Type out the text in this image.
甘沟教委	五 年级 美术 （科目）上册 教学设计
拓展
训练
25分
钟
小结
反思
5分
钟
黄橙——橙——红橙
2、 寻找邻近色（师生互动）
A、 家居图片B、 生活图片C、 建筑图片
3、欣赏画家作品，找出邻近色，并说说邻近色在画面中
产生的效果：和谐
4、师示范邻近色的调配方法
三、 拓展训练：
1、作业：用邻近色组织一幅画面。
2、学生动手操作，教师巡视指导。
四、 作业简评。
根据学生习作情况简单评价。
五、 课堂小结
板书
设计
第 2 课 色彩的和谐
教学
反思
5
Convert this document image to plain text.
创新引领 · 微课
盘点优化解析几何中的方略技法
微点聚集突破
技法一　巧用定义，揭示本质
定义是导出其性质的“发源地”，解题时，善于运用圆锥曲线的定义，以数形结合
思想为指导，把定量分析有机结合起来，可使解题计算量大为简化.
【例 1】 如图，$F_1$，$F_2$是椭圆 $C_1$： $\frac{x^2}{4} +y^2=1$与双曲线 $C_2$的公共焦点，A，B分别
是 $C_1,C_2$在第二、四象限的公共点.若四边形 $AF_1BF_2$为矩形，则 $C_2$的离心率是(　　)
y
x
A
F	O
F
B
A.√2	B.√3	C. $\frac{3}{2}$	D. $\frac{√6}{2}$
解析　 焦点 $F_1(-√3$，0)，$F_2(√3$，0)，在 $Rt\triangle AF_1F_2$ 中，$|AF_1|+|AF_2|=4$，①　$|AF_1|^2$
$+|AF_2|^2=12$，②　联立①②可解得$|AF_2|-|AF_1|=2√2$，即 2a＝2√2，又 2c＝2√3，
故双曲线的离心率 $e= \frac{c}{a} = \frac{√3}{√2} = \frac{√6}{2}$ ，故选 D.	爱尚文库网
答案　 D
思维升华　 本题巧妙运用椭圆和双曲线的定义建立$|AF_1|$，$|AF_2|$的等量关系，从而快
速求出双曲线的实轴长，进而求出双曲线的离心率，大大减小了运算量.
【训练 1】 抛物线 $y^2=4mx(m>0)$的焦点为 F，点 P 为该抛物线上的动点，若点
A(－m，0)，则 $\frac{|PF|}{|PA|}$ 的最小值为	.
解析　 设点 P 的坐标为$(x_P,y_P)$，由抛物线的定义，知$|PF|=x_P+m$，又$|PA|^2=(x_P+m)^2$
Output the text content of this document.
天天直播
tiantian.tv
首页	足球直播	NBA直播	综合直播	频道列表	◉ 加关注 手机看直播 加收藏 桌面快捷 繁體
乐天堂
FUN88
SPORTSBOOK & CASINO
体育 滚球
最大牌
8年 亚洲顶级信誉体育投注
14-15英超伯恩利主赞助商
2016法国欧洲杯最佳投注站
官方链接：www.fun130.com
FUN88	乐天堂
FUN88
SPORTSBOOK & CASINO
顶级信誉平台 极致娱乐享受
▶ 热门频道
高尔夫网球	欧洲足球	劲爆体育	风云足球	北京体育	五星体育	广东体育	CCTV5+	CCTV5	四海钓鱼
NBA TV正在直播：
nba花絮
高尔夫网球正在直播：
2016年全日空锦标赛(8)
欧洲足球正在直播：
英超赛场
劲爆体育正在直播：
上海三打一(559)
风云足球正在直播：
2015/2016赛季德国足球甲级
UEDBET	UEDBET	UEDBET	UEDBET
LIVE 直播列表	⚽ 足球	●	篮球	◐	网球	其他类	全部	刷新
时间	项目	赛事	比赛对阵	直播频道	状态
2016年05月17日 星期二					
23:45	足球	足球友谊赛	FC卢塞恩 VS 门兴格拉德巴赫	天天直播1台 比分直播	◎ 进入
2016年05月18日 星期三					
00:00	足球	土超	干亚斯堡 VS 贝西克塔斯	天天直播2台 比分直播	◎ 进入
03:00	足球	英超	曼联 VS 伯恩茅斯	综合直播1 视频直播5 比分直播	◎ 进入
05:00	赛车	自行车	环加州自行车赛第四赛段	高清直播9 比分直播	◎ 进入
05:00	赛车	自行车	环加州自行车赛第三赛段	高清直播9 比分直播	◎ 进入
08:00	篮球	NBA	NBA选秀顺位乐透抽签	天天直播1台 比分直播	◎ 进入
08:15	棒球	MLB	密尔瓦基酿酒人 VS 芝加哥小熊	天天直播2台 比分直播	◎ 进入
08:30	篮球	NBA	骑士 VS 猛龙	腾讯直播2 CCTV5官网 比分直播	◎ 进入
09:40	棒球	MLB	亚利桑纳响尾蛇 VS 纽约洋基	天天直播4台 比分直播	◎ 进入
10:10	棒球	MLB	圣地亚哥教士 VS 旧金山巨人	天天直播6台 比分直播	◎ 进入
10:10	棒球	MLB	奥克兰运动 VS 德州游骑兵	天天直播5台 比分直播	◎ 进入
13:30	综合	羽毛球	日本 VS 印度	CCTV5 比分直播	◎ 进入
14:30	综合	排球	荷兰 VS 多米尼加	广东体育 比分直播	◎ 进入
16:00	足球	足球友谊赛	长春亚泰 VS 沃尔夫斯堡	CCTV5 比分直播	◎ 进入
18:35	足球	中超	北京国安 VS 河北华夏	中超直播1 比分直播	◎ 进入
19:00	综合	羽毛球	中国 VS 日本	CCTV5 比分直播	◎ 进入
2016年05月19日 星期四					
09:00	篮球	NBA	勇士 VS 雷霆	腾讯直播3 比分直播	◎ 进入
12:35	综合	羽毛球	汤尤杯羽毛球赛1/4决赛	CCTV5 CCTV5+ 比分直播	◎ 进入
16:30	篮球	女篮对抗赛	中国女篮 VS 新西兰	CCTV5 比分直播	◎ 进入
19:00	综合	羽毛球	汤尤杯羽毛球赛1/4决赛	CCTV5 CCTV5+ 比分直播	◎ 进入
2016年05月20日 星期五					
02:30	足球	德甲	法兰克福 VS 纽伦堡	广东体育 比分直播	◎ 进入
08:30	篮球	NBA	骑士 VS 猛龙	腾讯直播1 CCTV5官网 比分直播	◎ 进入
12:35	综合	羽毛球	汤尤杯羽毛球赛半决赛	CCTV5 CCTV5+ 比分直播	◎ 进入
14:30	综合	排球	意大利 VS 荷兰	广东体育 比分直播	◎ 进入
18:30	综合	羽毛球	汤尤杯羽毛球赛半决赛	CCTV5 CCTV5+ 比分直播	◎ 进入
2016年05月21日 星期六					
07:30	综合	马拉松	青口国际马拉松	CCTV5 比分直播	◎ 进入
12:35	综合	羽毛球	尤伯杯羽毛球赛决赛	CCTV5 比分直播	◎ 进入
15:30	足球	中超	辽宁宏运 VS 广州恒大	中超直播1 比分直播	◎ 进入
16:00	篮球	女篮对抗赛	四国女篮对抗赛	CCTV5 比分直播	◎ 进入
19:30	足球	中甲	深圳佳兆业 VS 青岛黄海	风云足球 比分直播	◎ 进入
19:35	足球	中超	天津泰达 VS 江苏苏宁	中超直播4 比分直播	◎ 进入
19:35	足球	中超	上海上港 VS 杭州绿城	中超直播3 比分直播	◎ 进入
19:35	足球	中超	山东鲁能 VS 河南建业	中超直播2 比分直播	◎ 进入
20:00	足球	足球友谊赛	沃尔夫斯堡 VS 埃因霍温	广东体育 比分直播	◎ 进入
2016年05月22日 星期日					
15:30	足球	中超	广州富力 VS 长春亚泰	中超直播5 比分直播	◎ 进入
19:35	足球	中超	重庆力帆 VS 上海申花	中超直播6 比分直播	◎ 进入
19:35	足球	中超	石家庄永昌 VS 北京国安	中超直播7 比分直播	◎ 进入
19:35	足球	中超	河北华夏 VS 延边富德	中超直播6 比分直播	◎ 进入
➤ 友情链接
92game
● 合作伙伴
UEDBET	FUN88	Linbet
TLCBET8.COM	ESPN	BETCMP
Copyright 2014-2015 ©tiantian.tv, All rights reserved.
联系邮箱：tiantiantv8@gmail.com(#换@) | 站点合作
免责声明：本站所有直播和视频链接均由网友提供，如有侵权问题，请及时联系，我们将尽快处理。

------

• **What the task asks**:
Report every line containing the word "沃尔夫斯堡" from the listing above.

• **Response for this exercise**:
16:00	足球	足球友谊赛	长春亚泰 VS 沃尔夫斯堡	CCTV5 比分直播	◎ 进入
20:00	足球	足球友谊赛	沃尔夫斯堡 VS 埃因霍温	广东体育 比分直播	◎ 进入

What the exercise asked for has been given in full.